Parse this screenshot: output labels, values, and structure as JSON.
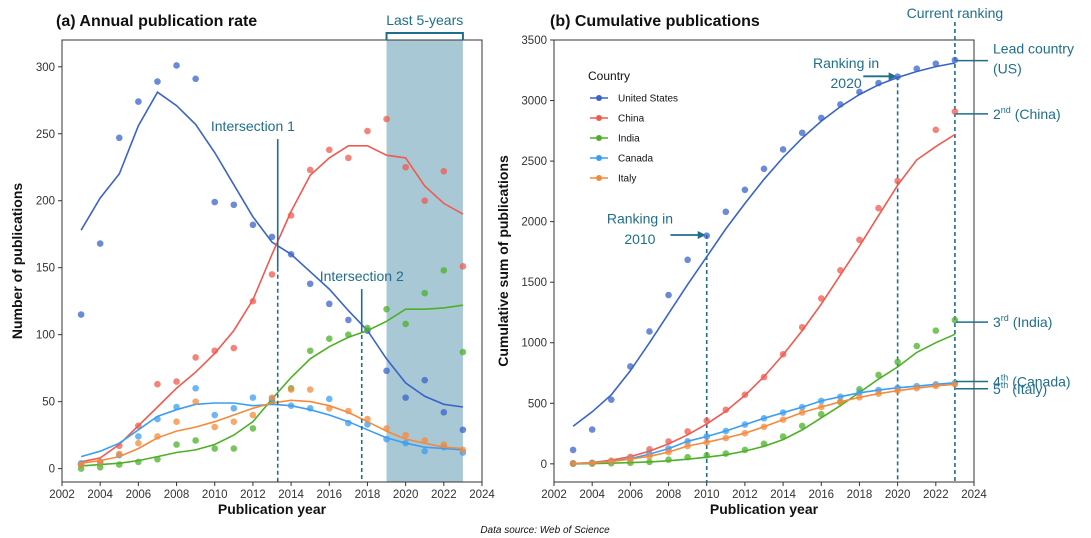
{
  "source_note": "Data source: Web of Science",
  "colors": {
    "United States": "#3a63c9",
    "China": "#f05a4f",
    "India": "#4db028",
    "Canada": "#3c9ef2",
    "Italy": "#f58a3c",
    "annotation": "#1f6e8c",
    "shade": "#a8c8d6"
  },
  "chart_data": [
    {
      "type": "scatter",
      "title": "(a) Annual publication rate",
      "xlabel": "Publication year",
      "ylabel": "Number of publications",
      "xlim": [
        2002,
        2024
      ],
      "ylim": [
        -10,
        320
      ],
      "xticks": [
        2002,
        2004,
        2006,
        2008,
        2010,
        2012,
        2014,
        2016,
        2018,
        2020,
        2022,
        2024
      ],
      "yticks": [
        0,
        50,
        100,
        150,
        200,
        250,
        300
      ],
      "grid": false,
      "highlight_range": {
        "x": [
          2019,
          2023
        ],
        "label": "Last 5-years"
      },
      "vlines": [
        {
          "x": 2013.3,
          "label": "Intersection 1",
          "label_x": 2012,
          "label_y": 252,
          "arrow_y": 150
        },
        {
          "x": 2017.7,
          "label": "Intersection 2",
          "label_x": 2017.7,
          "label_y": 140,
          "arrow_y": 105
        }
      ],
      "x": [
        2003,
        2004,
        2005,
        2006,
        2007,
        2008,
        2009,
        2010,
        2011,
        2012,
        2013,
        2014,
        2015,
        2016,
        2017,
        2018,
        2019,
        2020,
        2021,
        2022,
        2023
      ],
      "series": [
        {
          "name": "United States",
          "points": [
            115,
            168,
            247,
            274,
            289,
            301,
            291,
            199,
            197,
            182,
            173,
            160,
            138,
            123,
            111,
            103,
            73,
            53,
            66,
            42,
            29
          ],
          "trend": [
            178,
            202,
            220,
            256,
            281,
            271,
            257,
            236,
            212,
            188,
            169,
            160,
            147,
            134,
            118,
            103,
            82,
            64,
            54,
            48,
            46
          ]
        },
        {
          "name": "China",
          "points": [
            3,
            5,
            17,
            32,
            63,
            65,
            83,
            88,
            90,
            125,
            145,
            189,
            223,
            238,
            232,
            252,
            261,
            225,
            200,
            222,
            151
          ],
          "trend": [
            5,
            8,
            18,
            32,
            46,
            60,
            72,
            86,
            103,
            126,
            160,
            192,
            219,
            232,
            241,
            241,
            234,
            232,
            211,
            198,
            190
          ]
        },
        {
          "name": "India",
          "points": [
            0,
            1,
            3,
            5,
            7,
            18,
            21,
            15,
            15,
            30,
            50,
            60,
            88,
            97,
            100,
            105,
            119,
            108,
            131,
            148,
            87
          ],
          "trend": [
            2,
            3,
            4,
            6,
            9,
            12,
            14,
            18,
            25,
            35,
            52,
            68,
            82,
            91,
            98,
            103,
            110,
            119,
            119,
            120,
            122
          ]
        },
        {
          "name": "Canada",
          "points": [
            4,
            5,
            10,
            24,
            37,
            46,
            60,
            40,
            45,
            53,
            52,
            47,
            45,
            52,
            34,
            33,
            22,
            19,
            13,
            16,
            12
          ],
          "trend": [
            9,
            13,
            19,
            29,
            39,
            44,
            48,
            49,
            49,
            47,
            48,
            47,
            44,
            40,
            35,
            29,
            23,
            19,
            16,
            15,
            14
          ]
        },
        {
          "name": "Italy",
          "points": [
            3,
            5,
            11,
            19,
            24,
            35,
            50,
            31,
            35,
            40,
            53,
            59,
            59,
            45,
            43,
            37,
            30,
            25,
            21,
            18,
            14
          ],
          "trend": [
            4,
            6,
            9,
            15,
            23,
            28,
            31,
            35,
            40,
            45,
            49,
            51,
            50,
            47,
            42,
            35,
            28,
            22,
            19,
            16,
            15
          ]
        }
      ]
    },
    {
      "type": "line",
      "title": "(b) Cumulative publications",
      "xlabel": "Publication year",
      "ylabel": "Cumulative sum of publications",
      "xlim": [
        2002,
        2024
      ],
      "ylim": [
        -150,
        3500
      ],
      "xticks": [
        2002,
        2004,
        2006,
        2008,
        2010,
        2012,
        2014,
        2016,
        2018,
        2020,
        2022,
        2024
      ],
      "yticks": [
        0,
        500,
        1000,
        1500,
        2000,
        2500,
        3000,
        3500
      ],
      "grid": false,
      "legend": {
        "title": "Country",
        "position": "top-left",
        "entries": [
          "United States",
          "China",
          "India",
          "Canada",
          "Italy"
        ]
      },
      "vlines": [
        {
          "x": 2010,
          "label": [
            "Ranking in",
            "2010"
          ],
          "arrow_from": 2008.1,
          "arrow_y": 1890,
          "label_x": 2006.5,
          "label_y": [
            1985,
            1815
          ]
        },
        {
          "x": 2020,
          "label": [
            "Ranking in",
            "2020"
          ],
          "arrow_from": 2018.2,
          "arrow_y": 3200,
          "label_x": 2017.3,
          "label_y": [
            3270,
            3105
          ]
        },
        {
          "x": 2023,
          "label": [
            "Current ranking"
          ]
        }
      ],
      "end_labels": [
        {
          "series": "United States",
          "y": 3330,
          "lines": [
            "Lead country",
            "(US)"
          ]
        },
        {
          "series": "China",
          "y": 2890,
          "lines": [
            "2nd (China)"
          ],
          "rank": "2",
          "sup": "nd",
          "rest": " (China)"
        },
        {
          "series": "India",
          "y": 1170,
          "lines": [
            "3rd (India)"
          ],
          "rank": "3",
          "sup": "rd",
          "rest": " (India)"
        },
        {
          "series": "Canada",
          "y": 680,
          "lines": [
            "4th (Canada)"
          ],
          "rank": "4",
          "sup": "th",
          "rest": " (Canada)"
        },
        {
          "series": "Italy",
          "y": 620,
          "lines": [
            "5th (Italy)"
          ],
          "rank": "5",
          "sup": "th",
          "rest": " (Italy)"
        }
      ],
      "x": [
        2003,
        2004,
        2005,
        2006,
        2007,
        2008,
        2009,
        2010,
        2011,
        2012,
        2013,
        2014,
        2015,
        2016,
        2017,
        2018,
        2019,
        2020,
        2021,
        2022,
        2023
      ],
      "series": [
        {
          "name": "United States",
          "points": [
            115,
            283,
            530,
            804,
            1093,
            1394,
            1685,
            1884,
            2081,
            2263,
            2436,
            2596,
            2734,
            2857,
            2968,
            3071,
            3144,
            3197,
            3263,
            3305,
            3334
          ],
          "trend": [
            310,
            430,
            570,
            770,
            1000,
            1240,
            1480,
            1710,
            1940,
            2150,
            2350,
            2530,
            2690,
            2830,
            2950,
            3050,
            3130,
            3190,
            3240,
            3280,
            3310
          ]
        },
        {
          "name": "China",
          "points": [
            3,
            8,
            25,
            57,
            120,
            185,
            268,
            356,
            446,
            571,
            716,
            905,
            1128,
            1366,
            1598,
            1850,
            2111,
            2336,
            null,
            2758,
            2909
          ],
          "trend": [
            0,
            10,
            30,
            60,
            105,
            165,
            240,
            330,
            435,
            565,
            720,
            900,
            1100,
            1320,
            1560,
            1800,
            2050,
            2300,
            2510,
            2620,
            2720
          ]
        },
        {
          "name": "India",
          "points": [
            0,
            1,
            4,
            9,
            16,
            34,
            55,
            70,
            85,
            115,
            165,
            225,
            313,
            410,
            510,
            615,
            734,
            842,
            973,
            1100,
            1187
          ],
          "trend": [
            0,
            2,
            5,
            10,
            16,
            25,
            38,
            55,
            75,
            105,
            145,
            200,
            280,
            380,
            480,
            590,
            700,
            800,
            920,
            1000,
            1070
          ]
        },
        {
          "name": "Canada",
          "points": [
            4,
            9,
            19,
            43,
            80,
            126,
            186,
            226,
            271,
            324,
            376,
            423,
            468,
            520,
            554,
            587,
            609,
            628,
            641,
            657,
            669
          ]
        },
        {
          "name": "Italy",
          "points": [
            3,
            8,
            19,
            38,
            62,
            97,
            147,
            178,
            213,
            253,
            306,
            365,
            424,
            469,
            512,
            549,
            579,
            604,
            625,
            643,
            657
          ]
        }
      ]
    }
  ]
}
══════════
Check each line of the records above for "rest", and copy those that have it.

- [Exercise response]
          "rest": " (China)"
          "rest": " (India)"
          "rest": " (Canada)"
          "rest": " (Italy)"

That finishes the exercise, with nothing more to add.